*Information provided:*
--------
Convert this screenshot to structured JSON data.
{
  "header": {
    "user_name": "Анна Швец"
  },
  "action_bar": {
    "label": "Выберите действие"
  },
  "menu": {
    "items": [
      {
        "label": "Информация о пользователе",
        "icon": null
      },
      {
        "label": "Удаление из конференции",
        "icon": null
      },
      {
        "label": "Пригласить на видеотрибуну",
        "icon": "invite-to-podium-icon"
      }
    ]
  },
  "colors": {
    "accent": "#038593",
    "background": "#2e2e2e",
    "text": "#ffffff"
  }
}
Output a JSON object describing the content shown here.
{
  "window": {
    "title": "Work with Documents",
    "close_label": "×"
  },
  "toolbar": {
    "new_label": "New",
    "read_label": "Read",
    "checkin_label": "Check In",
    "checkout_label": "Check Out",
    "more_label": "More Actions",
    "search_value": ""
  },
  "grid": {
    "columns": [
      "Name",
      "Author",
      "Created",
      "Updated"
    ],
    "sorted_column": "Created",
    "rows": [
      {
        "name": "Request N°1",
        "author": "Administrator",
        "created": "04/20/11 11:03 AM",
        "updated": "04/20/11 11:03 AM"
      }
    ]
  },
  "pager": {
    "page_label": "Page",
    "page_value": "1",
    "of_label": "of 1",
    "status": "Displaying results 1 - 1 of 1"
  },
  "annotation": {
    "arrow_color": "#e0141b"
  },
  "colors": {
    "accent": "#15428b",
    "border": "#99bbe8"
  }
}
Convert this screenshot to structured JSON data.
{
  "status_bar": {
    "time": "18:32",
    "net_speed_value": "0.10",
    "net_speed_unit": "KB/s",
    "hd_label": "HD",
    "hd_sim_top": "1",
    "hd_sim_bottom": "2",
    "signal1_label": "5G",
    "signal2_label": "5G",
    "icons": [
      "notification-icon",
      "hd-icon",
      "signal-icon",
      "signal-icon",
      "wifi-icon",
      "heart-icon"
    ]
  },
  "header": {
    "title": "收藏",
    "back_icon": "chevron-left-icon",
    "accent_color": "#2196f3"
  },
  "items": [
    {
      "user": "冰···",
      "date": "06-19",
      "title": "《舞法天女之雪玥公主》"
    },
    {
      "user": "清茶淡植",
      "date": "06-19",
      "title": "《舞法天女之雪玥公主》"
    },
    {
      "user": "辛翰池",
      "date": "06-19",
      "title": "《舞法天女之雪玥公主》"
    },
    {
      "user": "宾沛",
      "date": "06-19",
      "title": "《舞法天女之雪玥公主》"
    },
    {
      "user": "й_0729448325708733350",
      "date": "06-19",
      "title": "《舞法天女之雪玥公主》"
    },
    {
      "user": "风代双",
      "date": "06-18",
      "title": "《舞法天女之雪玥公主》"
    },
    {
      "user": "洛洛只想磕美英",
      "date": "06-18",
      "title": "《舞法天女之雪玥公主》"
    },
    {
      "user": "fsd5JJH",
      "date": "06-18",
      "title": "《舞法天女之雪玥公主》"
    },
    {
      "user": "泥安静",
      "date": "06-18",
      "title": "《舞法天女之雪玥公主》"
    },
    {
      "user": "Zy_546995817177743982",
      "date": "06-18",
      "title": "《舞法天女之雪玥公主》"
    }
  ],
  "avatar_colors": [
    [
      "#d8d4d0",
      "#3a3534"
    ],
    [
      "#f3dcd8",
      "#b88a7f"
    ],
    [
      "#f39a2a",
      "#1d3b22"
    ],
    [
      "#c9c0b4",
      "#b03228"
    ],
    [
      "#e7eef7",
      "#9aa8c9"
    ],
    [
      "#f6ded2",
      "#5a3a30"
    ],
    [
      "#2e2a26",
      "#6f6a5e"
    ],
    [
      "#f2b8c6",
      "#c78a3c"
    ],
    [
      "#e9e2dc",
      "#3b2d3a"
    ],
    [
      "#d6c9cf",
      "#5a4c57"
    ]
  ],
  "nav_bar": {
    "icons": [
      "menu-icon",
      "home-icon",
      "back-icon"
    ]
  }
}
--------
*Exercise prompt:*
Write out every entry again, keeping each line exactly the same.

*Full answer:*
Convert this screenshot to structured JSON data.
{
  "header": {
    "user_name": "Анна Швец"
  },
  "action_bar": {
    "label": "Выберите действие"
  },
  "menu": {
    "items": [
      {
        "label": "Информация о пользователе",
        "icon": null
      },
      {
        "label": "Удаление из конференции",
        "icon": null
      },
      {
        "label": "Пригласить на видеотрибуну",
        "icon": "invite-to-podium-icon"
      }
    ]
  },
  "colors": {
    "accent": "#038593",
    "background": "#2e2e2e",
    "text": "#ffffff"
  }
}
Output a JSON object describing the content shown here.
{
  "window": {
    "title": "Work with Documents",
    "close_label": "×"
  },
  "toolbar": {
    "new_label": "New",
    "read_label": "Read",
    "checkin_label": "Check In",
    "checkout_label": "Check Out",
    "more_label": "More Actions",
    "search_value": ""
  },
  "grid": {
    "columns": [
      "Name",
      "Author",
      "Created",
      "Updated"
    ],
    "sorted_column": "Created",
    "rows": [
      {
        "name": "Request N°1",
        "author": "Administrator",
        "created": "04/20/11 11:03 AM",
        "updated": "04/20/11 11:03 AM"
      }
    ]
  },
  "pager": {
    "page_label": "Page",
    "page_value": "1",
    "of_label": "of 1",
    "status": "Displaying results 1 - 1 of 1"
  },
  "annotation": {
    "arrow_color": "#e0141b"
  },
  "colors": {
    "accent": "#15428b",
    "border": "#99bbe8"
  }
}
Convert this screenshot to structured JSON data.
{
  "status_bar": {
    "time": "18:32",
    "net_speed_value": "0.10",
    "net_speed_unit": "KB/s",
    "hd_label": "HD",
    "hd_sim_top": "1",
    "hd_sim_bottom": "2",
    "signal1_label": "5G",
    "signal2_label": "5G",
    "icons": [
      "notification-icon",
      "hd-icon",
      "signal-icon",
      "signal-icon",
      "wifi-icon",
      "heart-icon"
    ]
  },
  "header": {
    "title": "收藏",
    "back_icon": "chevron-left-icon",
    "accent_color": "#2196f3"
  },
  "items": [
    {
      "user": "冰···",
      "date": "06-19",
      "title": "《舞法天女之雪玥公主》"
    },
    {
      "user": "清茶淡植",
      "date": "06-19",
      "title": "《舞法天女之雪玥公主》"
    },
    {
      "user": "辛翰池",
      "date": "06-19",
      "title": "《舞法天女之雪玥公主》"
    },
    {
      "user": "宾沛",
      "date": "06-19",
      "title": "《舞法天女之雪玥公主》"
    },
    {
      "user": "й_0729448325708733350",
      "date": "06-19",
      "title": "《舞法天女之雪玥公主》"
    },
    {
      "user": "风代双",
      "date": "06-18",
      "title": "《舞法天女之雪玥公主》"
    },
    {
      "user": "洛洛只想磕美英",
      "date": "06-18",
      "title": "《舞法天女之雪玥公主》"
    },
    {
      "user": "fsd5JJH",
      "date": "06-18",
      "title": "《舞法天女之雪玥公主》"
    },
    {
      "user": "泥安静",
      "date": "06-18",
      "title": "《舞法天女之雪玥公主》"
    },
    {
      "user": "Zy_546995817177743982",
      "date": "06-18",
      "title": "《舞法天女之雪玥公主》"
    }
  ],
  "avatar_colors": [
    [
      "#d8d4d0",
      "#3a3534"
    ],
    [
      "#f3dcd8",
      "#b88a7f"
    ],
    [
      "#f39a2a",
      "#1d3b22"
    ],
    [
      "#c9c0b4",
      "#b03228"
    ],
    [
      "#e7eef7",
      "#9aa8c9"
    ],
    [
      "#f6ded2",
      "#5a3a30"
    ],
    [
      "#2e2a26",
      "#6f6a5e"
    ],
    [
      "#f2b8c6",
      "#c78a3c"
    ],
    [
      "#e9e2dc",
      "#3b2d3a"
    ],
    [
      "#d6c9cf",
      "#5a4c57"
    ]
  ],
  "nav_bar": {
    "icons": [
      "menu-icon",
      "home-icon",
      "back-icon"
    ]
  }
}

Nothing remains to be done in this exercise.